Records follow. Pull out every line that contains "Championship".
====== RECORD LIST
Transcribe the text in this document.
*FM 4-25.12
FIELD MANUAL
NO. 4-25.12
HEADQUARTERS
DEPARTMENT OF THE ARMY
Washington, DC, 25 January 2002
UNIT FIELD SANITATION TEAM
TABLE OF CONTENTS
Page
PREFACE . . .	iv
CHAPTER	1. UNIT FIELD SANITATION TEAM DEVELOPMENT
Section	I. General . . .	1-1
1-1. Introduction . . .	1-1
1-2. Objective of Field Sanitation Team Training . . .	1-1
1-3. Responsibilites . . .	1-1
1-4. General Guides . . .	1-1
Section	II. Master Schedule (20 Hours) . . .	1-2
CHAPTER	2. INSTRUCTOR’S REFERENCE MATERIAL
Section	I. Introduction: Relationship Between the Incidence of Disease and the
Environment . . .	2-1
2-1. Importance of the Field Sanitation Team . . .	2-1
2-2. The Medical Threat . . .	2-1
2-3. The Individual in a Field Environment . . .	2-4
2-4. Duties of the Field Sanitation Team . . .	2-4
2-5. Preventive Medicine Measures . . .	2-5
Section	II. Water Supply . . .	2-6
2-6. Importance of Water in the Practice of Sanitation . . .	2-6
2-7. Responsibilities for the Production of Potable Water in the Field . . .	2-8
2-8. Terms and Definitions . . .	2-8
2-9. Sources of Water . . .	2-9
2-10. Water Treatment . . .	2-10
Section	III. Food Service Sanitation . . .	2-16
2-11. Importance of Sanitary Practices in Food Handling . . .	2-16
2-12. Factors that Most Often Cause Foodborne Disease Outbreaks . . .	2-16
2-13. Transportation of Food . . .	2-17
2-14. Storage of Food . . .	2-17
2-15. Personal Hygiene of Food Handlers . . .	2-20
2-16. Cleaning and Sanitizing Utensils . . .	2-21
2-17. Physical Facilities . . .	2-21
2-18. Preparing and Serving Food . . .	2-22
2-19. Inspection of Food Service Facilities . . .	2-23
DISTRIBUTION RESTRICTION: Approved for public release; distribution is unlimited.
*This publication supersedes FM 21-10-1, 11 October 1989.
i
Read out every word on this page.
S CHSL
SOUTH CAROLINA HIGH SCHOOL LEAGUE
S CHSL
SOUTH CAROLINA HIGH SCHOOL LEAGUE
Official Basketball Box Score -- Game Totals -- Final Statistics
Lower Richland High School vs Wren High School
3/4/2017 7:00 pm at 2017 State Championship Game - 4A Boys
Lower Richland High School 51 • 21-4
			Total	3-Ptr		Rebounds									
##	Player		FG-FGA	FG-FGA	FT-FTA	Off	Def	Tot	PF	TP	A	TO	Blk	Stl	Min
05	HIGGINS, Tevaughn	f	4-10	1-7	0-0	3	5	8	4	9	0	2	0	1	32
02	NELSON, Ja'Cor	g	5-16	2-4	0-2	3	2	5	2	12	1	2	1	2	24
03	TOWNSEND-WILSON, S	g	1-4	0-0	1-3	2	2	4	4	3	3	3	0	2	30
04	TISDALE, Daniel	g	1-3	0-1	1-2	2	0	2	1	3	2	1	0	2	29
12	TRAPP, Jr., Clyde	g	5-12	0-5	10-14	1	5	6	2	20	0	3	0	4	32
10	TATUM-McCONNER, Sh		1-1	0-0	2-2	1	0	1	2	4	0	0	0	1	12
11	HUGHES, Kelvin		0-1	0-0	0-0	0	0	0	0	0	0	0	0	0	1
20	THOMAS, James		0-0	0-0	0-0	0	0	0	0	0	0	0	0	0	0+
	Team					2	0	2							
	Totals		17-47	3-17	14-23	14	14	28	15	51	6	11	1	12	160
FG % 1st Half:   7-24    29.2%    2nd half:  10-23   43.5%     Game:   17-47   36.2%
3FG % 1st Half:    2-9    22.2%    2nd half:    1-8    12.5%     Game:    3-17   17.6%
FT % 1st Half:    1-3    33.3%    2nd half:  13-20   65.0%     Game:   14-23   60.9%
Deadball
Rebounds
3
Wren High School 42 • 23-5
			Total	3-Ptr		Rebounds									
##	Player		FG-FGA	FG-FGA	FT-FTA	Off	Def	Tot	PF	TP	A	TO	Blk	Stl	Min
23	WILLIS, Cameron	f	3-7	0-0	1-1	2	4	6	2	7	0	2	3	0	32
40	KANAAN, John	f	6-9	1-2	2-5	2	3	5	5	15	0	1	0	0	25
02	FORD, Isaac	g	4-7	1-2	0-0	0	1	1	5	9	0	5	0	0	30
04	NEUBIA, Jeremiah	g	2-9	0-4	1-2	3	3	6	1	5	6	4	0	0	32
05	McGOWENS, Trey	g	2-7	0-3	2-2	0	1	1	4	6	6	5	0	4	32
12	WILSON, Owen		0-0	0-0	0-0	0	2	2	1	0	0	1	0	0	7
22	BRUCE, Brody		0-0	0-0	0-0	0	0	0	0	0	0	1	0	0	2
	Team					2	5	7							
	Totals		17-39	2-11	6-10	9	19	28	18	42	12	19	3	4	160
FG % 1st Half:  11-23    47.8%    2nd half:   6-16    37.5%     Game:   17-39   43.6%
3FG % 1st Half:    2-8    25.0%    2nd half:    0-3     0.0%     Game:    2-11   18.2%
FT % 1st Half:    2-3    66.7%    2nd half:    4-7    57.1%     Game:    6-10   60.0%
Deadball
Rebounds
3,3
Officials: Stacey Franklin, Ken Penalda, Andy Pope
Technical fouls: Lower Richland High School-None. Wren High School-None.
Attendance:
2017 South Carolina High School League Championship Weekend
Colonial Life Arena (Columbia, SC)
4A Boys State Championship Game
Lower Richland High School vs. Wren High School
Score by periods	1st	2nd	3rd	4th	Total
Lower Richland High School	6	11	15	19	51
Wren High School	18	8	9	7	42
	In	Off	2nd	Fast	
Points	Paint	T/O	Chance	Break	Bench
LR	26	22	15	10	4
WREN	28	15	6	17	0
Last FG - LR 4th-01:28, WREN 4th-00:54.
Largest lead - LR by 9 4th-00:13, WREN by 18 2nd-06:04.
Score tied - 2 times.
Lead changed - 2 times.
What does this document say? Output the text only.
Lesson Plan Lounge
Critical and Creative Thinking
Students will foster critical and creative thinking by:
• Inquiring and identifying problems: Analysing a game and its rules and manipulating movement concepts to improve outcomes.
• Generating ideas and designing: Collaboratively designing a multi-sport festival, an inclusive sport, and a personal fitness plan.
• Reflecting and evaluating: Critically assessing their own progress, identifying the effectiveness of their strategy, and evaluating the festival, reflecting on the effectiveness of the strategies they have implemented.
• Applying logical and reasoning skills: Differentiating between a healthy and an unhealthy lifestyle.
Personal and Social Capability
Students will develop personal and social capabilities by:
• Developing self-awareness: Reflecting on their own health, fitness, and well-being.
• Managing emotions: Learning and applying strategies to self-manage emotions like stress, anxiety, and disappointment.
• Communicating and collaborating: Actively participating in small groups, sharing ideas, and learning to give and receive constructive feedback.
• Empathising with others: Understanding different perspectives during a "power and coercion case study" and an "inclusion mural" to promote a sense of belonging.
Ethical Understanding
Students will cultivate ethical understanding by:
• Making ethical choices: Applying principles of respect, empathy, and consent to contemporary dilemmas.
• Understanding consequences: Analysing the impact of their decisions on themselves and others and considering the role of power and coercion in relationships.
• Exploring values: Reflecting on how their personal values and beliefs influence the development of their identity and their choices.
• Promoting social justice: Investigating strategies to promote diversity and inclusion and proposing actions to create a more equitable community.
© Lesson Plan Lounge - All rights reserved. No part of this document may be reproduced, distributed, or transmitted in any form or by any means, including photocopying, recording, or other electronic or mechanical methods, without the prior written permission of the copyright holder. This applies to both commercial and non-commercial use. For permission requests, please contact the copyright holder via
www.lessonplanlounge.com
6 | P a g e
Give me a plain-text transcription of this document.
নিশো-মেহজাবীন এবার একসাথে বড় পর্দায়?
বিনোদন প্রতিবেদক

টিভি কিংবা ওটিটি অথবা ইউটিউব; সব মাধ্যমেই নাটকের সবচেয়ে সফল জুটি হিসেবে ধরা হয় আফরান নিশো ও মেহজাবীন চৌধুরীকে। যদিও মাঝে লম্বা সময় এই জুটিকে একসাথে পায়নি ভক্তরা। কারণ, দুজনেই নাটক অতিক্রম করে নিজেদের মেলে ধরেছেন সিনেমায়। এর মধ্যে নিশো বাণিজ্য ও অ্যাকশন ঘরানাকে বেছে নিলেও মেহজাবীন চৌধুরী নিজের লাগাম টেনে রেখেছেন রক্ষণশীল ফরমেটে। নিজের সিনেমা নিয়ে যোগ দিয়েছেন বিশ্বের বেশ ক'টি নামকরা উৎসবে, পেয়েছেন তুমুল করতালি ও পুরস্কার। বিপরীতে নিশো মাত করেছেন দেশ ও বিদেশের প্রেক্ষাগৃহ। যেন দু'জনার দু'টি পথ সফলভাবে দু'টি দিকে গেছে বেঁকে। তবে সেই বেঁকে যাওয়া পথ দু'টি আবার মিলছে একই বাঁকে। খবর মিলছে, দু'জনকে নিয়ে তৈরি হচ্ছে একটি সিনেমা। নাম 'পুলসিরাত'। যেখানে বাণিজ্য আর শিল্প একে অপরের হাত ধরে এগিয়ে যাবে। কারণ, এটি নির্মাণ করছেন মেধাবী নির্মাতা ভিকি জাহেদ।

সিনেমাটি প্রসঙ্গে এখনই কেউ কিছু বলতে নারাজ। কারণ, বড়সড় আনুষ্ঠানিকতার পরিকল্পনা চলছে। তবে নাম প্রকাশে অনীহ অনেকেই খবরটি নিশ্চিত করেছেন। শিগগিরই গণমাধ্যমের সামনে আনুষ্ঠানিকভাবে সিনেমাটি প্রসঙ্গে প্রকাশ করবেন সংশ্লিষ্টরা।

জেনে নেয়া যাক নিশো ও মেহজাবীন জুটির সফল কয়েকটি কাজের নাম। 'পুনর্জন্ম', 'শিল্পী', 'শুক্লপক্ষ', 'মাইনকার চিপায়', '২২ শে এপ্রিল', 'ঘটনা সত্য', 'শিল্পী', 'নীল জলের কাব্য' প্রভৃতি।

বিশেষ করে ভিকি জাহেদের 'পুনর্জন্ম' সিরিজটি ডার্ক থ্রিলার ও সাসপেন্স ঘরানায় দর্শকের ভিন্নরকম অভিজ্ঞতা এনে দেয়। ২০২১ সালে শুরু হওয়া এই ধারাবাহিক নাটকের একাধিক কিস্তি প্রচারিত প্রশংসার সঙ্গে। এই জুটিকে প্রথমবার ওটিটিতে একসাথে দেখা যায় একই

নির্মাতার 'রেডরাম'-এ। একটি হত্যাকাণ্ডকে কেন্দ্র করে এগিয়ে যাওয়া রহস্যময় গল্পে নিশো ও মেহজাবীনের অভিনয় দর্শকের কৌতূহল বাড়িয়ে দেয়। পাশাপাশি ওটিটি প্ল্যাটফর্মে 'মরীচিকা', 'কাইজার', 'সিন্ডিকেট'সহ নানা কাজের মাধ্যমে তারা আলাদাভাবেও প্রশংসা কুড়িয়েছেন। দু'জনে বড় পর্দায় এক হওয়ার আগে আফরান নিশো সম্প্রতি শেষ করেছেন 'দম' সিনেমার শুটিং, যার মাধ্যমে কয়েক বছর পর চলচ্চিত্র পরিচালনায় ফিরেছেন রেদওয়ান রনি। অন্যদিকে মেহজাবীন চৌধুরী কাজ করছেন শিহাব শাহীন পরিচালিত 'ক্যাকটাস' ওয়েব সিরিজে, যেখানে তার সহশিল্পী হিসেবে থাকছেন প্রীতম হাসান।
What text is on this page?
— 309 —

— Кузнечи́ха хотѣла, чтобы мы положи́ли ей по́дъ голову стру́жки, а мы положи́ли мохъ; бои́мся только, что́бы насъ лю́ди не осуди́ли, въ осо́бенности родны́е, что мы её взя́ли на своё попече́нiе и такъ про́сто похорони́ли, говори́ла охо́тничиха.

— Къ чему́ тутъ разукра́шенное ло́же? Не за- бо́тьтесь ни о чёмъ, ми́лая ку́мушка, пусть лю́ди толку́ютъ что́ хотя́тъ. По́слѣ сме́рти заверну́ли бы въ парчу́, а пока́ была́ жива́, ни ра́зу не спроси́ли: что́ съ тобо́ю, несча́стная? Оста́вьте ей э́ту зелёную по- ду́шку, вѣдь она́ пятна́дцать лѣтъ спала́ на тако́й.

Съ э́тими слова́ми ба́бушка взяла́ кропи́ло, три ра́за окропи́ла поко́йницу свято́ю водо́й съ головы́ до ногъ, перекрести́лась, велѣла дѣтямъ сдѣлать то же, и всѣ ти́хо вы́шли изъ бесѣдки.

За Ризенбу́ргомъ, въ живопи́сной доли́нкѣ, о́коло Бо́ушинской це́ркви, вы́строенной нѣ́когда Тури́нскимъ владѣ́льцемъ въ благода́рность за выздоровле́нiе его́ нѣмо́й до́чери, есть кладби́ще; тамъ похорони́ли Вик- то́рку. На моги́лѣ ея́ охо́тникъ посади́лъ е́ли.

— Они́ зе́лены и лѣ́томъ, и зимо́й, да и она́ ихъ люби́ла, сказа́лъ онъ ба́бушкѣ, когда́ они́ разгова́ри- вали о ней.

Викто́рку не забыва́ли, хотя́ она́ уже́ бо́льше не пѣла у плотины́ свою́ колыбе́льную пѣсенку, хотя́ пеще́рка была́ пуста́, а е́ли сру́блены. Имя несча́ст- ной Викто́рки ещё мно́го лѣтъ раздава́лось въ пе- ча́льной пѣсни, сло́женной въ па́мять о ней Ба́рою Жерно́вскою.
============
__RESULT OF THE TASK__.
3/4/2017 7:00 pm at 2017 State Championship Game - 4A Boys
2017 South Carolina High School League Championship Weekend
4A Boys State Championship Game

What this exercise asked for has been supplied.